**Extrait du document**
################
Kaufmann et Barbier-Mueller, une rencontre évidente

Origine/L’ombre d’un doute de Jacques Kaufmann côtoie une statuette néolithique anatolienne des collections Barbier-Mueller. Musée Barbier-Mueller, photo Luis Lourenço.

 

Sanctuaire des arts lointains, le musée Barbier-Mueller rencontre un artiste implanté sur le territoire helvétique depuis de nombreuses années, Jacques Kaufmann. C’est l’histoire d’un projet qui naît alors de points communs. Des points de convergence entre les créations de l’artiste d’origine marocaine formé à la céramique sur le sol suisse, et les œuvres de la collection du musée, venues des quatre coins du monde. Mais aussi des divergences, bien sûr, que le musée nous propose de découvrir nous-mêmes. Des liens qui se font et se défont, des similitudes qui sont contredites par des différences, mais au final des œuvres qui se côtoient, malgré les années, les continents, les intentions, les significations, qui les séparent. Écarts et Correspondances c’est avant tout une exposition qui nous démontre que l’art n’a pas de frontières, ni de temporalité.

Cette exposition est presque une évidence. D’un côté la plus grande collection privée du monde d’arts lointains, de l’autre un céramiste fasciné par l’ailleurs et ses cultures. Si nous avons l’habitude de voir Jacques Kaufmann habiter le musée de l’Ariana, dont il est devenu un résident permanent grâce à son mur de briques qui serpente dans le parc, c’est dans le musée de la Vieille-Ville que nous le redécouvrons. Comme il l’a déjà fait par le passé, le Musée Barbier-Mueller met en relation les arts lointains et primitifs, à des artistes contemporains, mais cette fois-ci l’exposition a une résonance toute particulière. Passionné de voyage, féru de l’ailleurs, amoureux de la découverte, Jacques Kaufmann traduit ses aventures à travers le travail de la terre, et entre en dialogue avec une sélection d’une soixantaine de pièces de la collection du musée. Côte à côte, nous avons parfois du mal à identifier l’art lointain de la création contemporaine, les cartel nous assurant ou non que nous étions sur la bonne voie. Certains se laisseront prendre au jeu de la comparaison, d’autres nieront peut-être toute ressemblance, mais en réalité l’importance ne vit pas là, plutôt dans l’échange, le dialogue qui se construit entre deux arts pas si différents l’un de l’autre. Des associations qui se ressentent parfois sans être comprises.
################
**Consigne**
Dans l'article sur l'exposition Kaufmann au musée Barbier-Mueller, relevez mot pour mot tout ce qui va de "Kaufmann et Barbier-Mueller, une" jusqu'à "photo Luis Lourenço.".

Données de position des éléments:
################
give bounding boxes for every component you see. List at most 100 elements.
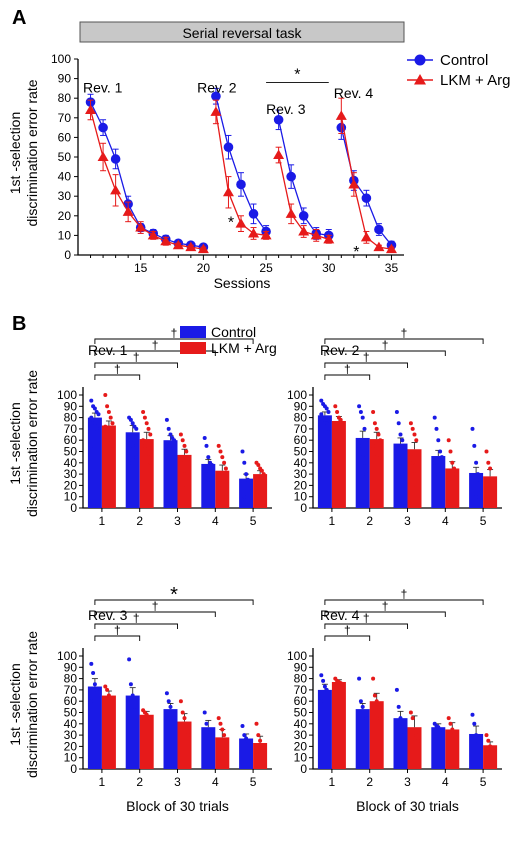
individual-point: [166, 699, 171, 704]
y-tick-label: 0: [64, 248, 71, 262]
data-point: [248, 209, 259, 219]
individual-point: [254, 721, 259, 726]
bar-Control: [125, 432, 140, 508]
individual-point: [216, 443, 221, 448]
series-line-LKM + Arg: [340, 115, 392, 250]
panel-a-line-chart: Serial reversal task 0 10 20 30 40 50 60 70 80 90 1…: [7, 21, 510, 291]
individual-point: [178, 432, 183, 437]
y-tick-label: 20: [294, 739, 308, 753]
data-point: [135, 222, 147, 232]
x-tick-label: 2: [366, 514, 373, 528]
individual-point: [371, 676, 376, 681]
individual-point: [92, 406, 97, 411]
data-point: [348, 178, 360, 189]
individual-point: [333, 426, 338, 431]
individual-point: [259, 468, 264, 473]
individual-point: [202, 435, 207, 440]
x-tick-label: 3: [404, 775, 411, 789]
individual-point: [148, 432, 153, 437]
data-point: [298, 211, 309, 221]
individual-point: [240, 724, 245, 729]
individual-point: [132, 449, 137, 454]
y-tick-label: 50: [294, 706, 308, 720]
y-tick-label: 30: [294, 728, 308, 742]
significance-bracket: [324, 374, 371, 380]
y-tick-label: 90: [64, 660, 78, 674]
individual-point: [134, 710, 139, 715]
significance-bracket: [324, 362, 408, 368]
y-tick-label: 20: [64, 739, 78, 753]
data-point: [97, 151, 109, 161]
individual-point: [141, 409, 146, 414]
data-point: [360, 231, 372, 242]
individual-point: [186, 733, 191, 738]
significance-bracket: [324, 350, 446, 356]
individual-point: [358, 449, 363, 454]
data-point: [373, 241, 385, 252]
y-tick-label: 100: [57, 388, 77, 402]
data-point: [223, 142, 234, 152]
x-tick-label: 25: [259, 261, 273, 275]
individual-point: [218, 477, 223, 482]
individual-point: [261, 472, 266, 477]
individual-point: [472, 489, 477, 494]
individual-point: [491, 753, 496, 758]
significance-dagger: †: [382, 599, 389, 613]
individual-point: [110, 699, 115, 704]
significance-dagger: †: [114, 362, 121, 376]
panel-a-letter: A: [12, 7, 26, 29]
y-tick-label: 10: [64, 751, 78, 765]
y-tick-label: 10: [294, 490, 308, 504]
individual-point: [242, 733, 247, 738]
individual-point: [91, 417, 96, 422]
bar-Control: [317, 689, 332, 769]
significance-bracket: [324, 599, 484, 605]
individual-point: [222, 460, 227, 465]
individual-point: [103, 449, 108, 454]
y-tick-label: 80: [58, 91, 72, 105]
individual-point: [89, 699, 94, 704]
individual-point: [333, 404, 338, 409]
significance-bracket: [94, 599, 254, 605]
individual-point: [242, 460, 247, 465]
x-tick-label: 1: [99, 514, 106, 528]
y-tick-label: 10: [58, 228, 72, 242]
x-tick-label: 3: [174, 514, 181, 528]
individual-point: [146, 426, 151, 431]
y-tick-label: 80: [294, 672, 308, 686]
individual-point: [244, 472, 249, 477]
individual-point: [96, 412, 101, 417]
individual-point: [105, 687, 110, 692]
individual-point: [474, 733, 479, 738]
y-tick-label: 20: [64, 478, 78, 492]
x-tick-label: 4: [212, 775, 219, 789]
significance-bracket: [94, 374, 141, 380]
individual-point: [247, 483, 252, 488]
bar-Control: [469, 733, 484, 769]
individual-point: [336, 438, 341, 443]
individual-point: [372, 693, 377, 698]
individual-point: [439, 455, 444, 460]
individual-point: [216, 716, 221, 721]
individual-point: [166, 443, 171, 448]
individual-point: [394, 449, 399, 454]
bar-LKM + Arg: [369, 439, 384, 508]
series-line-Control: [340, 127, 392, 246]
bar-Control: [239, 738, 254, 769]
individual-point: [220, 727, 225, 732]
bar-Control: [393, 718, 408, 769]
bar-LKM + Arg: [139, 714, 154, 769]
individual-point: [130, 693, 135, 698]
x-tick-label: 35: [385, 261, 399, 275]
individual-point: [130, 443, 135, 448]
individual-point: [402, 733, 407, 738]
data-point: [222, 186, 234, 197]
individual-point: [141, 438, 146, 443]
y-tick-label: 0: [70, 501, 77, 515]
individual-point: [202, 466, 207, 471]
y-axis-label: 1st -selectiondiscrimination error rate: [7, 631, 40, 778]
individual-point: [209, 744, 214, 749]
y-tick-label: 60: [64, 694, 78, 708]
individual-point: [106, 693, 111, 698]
################
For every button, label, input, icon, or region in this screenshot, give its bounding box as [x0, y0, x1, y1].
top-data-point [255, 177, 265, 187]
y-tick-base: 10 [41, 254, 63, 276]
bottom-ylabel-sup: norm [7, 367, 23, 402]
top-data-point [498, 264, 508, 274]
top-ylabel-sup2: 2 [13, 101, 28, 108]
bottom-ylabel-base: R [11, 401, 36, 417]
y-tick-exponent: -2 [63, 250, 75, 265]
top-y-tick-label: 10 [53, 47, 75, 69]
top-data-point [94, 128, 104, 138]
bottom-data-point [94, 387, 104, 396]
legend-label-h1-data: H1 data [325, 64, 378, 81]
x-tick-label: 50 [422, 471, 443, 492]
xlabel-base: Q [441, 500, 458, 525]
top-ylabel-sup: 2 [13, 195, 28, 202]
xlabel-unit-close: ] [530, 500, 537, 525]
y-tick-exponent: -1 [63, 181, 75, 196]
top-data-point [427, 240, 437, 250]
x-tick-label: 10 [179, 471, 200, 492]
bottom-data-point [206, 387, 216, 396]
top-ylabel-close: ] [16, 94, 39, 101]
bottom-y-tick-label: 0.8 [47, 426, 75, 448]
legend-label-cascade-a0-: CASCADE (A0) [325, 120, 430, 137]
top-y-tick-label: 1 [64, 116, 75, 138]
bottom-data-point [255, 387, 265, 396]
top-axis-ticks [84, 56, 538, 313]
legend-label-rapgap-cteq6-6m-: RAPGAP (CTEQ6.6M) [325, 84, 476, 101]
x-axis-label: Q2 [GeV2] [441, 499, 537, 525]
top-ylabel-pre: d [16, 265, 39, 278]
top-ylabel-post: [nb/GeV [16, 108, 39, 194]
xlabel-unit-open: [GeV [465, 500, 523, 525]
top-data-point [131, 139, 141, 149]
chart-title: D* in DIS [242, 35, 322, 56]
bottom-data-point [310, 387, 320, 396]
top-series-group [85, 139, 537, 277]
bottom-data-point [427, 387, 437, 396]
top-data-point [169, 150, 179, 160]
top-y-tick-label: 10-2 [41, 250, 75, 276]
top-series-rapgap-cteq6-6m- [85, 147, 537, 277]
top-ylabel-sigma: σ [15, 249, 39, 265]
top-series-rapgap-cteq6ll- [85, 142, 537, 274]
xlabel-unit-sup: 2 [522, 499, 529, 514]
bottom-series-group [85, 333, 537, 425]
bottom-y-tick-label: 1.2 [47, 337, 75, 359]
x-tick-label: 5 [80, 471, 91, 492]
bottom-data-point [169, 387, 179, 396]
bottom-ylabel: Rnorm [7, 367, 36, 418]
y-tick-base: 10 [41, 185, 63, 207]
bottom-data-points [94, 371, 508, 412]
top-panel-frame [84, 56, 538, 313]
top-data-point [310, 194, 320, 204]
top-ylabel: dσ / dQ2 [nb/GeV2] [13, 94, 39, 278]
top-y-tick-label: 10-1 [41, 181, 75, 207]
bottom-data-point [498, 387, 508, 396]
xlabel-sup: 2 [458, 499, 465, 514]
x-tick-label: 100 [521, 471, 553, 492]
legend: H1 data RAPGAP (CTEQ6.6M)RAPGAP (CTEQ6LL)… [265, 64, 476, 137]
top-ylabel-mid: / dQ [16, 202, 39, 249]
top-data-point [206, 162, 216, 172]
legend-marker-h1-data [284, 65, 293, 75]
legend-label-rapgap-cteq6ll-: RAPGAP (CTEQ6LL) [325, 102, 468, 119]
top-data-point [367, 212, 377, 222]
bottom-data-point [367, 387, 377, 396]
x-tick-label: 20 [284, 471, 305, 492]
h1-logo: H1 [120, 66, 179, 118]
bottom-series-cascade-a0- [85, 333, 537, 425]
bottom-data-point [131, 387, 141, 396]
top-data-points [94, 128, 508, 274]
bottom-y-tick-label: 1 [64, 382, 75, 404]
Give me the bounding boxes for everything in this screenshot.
################
**Réponse**
Kaufmann et Barbier-Mueller, une rencontre évidente

Origine/L’ombre d’un doute de Jacques Kaufmann côtoie une statuette néolithique anatolienne des collections Barbier-Mueller. Musée Barbier-Mueller, photo Luis Lourenço.